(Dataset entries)
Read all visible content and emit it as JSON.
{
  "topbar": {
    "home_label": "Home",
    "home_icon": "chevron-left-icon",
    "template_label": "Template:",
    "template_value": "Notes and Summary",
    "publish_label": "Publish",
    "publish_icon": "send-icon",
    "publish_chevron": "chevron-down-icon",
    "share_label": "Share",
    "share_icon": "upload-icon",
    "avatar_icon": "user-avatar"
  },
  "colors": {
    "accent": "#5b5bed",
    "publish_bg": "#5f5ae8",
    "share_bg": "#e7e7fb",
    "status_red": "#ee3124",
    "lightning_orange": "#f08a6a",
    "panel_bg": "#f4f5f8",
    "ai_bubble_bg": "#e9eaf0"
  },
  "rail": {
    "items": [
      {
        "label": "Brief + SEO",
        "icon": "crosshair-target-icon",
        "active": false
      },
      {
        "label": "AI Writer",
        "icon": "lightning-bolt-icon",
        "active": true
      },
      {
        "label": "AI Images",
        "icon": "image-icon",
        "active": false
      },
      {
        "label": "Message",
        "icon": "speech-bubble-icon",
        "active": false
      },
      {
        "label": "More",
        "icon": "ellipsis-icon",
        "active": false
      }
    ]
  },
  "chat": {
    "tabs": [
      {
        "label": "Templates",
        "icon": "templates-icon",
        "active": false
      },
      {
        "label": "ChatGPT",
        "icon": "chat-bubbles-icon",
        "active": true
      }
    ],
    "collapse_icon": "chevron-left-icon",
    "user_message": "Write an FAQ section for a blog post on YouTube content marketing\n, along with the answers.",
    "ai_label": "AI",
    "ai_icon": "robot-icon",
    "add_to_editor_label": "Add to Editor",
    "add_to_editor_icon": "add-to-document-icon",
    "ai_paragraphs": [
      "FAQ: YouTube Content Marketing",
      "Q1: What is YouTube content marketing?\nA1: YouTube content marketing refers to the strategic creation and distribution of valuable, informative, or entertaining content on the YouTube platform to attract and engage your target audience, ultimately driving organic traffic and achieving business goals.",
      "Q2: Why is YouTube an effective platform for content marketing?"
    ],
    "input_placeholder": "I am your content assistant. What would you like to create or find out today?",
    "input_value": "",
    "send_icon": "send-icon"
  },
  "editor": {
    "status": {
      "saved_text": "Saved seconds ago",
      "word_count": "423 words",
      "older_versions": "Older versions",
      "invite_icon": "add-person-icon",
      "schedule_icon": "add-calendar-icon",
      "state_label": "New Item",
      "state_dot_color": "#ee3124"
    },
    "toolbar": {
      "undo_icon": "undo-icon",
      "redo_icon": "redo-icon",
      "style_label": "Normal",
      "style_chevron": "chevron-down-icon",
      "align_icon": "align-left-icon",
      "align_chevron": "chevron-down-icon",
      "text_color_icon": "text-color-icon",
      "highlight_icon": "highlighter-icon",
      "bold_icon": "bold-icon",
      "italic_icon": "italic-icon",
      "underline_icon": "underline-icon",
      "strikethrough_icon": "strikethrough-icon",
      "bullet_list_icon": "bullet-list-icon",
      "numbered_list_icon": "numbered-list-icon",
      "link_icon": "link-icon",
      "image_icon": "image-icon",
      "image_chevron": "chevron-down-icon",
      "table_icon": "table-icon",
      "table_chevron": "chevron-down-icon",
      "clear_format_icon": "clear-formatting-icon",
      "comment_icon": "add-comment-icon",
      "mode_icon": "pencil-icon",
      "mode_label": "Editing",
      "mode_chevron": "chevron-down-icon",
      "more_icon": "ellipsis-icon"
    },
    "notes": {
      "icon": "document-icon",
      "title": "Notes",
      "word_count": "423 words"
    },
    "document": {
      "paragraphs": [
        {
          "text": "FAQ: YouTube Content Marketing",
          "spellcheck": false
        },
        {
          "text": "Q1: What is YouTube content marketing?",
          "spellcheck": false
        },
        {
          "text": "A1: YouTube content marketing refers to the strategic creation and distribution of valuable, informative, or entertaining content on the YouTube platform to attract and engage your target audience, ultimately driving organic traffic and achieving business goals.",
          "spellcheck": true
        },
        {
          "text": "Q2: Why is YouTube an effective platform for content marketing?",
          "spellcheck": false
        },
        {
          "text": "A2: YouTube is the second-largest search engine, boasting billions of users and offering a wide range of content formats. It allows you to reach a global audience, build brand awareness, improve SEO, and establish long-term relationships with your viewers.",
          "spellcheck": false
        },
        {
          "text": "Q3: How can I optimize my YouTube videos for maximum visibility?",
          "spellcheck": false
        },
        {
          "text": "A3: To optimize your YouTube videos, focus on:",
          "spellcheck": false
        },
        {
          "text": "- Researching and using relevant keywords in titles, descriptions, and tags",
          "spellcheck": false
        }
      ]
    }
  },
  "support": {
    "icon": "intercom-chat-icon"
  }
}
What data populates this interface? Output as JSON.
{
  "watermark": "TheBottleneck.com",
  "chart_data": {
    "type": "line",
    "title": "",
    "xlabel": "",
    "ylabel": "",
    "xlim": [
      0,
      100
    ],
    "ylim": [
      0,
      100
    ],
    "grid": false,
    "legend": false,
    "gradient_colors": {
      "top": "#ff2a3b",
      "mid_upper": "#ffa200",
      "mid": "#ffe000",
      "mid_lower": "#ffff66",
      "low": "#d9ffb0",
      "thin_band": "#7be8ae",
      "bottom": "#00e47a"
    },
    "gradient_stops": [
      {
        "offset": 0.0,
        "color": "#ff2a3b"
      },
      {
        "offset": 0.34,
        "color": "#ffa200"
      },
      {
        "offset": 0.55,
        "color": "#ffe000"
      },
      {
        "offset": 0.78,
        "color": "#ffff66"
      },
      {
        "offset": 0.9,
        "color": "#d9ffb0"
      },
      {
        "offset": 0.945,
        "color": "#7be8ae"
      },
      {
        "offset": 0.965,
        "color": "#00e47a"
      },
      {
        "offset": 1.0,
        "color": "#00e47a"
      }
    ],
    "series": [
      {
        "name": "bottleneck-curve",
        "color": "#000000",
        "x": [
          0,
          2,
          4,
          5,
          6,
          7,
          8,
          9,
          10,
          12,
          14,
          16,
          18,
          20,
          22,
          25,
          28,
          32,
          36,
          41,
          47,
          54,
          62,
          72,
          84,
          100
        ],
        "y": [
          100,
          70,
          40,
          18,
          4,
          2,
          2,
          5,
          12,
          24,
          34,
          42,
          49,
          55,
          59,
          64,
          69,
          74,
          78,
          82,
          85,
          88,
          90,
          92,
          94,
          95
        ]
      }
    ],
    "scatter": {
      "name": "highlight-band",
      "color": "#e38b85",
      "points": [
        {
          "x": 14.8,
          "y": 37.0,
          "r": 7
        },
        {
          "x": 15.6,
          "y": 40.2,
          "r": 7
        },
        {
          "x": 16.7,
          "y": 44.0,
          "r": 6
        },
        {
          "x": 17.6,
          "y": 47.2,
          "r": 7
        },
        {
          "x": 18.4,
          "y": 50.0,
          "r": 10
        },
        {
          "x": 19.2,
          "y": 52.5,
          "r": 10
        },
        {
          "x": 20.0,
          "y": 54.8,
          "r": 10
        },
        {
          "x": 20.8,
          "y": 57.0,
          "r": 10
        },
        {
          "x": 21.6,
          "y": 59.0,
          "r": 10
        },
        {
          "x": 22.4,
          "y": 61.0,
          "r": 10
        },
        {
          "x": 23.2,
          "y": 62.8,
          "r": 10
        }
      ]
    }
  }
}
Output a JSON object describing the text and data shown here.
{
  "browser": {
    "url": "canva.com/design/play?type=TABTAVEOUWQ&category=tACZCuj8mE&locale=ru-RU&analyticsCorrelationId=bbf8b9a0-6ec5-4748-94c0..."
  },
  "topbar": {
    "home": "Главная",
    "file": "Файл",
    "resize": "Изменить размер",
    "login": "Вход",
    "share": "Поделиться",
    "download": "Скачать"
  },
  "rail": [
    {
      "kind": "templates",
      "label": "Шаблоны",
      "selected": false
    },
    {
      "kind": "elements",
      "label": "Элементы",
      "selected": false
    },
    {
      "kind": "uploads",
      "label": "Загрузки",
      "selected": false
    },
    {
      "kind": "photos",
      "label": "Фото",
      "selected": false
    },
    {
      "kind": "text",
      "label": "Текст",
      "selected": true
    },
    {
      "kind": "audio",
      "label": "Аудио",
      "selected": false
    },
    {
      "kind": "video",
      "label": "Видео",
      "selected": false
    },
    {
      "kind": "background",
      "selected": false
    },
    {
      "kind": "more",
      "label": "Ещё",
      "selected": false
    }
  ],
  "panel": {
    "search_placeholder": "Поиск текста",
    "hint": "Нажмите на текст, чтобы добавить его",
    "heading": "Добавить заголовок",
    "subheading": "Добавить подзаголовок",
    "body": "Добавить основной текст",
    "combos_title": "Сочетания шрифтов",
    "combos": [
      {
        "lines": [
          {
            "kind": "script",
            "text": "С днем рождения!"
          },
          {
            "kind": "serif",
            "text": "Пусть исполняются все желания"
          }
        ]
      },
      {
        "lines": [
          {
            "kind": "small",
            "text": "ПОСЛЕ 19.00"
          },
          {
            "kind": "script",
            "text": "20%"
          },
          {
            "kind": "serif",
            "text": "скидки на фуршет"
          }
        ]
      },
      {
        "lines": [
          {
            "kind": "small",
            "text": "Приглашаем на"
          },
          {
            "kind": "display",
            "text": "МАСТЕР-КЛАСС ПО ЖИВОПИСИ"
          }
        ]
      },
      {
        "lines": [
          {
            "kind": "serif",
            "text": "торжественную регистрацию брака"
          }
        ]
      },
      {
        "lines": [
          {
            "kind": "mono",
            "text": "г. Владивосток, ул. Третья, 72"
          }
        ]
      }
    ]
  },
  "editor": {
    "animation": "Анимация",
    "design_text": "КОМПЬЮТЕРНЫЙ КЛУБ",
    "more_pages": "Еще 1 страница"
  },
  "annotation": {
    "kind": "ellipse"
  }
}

- **WORK INSTRUCTIONS**:
Using the listing above, list every line in which the string "effective" occurs.

- **THE REPLY**:
      "Q2: Why is YouTube an effective platform for content marketing?"
          "text": "Q2: Why is YouTube an effective platform for content marketing?",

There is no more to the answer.